- TO DO -
Could you print all the entries exactly?

- DATASET ENTRIES -

────────────────────

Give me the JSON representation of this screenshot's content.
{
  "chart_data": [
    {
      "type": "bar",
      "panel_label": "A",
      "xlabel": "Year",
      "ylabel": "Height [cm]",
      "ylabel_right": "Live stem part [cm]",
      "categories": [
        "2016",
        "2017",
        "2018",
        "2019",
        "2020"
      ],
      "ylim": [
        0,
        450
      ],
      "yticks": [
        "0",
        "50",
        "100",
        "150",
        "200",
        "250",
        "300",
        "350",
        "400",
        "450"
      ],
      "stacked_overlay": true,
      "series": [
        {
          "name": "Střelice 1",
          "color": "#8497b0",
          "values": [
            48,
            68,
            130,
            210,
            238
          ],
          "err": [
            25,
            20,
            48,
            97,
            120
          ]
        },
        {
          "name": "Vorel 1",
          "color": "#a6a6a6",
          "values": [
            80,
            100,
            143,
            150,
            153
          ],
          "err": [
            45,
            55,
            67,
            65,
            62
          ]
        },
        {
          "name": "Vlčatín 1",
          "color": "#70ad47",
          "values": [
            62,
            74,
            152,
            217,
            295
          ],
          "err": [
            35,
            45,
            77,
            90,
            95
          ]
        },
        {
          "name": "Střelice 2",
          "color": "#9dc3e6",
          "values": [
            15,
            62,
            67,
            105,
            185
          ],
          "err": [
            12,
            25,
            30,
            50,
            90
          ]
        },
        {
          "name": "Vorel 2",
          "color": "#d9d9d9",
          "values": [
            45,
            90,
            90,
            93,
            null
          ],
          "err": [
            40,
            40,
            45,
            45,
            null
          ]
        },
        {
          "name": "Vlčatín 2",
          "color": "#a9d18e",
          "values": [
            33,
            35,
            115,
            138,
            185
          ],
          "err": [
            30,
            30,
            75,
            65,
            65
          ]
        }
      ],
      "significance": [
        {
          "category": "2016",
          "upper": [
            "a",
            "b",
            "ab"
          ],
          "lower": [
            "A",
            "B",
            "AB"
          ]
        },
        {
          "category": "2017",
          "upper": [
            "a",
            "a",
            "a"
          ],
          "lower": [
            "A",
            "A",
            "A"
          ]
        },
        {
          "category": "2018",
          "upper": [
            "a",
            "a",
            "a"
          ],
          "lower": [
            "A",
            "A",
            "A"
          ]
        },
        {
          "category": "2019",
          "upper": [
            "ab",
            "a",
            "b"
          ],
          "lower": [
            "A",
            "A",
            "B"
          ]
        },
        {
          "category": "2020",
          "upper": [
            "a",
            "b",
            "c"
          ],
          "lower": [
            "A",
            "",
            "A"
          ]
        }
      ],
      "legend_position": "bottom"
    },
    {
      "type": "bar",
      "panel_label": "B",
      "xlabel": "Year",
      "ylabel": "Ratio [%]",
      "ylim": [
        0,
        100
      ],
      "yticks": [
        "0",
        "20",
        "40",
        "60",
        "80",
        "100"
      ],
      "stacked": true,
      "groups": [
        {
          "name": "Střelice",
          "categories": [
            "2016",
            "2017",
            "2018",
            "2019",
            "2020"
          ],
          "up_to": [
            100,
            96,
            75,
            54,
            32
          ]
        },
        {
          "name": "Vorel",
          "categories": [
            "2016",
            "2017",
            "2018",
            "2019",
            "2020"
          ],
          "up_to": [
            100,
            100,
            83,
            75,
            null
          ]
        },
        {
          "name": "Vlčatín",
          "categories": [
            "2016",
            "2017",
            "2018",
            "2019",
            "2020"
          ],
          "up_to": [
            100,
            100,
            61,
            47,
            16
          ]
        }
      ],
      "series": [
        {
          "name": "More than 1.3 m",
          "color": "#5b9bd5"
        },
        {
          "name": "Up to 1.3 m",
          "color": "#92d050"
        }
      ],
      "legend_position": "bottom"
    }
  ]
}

────────────────────

- SOLUTION TO THIS TASK -
Give me the JSON representation of this screenshot's content.
{
  "chart_data": [
    {
      "type": "bar",
      "panel_label": "A",
      "xlabel": "Year",
      "ylabel": "Height [cm]",
      "ylabel_right": "Live stem part [cm]",
      "categories": [
        "2016",
        "2017",
        "2018",
        "2019",
        "2020"
      ],
      "ylim": [
        0,
        450
      ],
      "yticks": [
        "0",
        "50",
        "100",
        "150",
        "200",
        "250",
        "300",
        "350",
        "400",
        "450"
      ],
      "stacked_overlay": true,
      "series": [
        {
          "name": "Střelice 1",
          "color": "#8497b0",
          "values": [
            48,
            68,
            130,
            210,
            238
          ],
          "err": [
            25,
            20,
            48,
            97,
            120
          ]
        },
        {
          "name": "Vorel 1",
          "color": "#a6a6a6",
          "values": [
            80,
            100,
            143,
            150,
            153
          ],
          "err": [
            45,
            55,
            67,
            65,
            62
          ]
        },
        {
          "name": "Vlčatín 1",
          "color": "#70ad47",
          "values": [
            62,
            74,
            152,
            217,
            295
          ],
          "err": [
            35,
            45,
            77,
            90,
            95
          ]
        },
        {
          "name": "Střelice 2",
          "color": "#9dc3e6",
          "values": [
            15,
            62,
            67,
            105,
            185
          ],
          "err": [
            12,
            25,
            30,
            50,
            90
          ]
        },
        {
          "name": "Vorel 2",
          "color": "#d9d9d9",
          "values": [
            45,
            90,
            90,
            93,
            null
          ],
          "err": [
            40,
            40,
            45,
            45,
            null
          ]
        },
        {
          "name": "Vlčatín 2",
          "color": "#a9d18e",
          "values": [
            33,
            35,
            115,
            138,
            185
          ],
          "err": [
            30,
            30,
            75,
            65,
            65
          ]
        }
      ],
      "significance": [
        {
          "category": "2016",
          "upper": [
            "a",
            "b",
            "ab"
          ],
          "lower": [
            "A",
            "B",
            "AB"
          ]
        },
        {
          "category": "2017",
          "upper": [
            "a",
            "a",
            "a"
          ],
          "lower": [
            "A",
            "A",
            "A"
          ]
        },
        {
          "category": "2018",
          "upper": [
            "a",
            "a",
            "a"
          ],
          "lower": [
            "A",
            "A",
            "A"
          ]
        },
        {
          "category": "2019",
          "upper": [
            "ab",
            "a",
            "b"
          ],
          "lower": [
            "A",
            "A",
            "B"
          ]
        },
        {
          "category": "2020",
          "upper": [
            "a",
            "b",
            "c"
          ],
          "lower": [
            "A",
            "",
            "A"
          ]
        }
      ],
      "legend_position": "bottom"
    },
    {
      "type": "bar",
      "panel_label": "B",
      "xlabel": "Year",
      "ylabel": "Ratio [%]",
      "ylim": [
        0,
        100
      ],
      "yticks": [
        "0",
        "20",
        "40",
        "60",
        "80",
        "100"
      ],
      "stacked": true,
      "groups": [
        {
          "name": "Střelice",
          "categories": [
            "2016",
            "2017",
            "2018",
            "2019",
            "2020"
          ],
          "up_to": [
            100,
            96,
            75,
            54,
            32
          ]
        },
        {
          "name": "Vorel",
          "categories": [
            "2016",
            "2017",
            "2018",
            "2019",
            "2020"
          ],
          "up_to": [
            100,
            100,
            83,
            75,
            null
          ]
        },
        {
          "name": "Vlčatín",
          "categories": [
            "2016",
            "2017",
            "2018",
            "2019",
            "2020"
          ],
          "up_to": [
            100,
            100,
            61,
            47,
            16
          ]
        }
      ],
      "series": [
        {
          "name": "More than 1.3 m",
          "color": "#5b9bd5"
        },
        {
          "name": "Up to 1.3 m",
          "color": "#92d050"
        }
      ],
      "legend_position": "bottom"
    }
  ]
}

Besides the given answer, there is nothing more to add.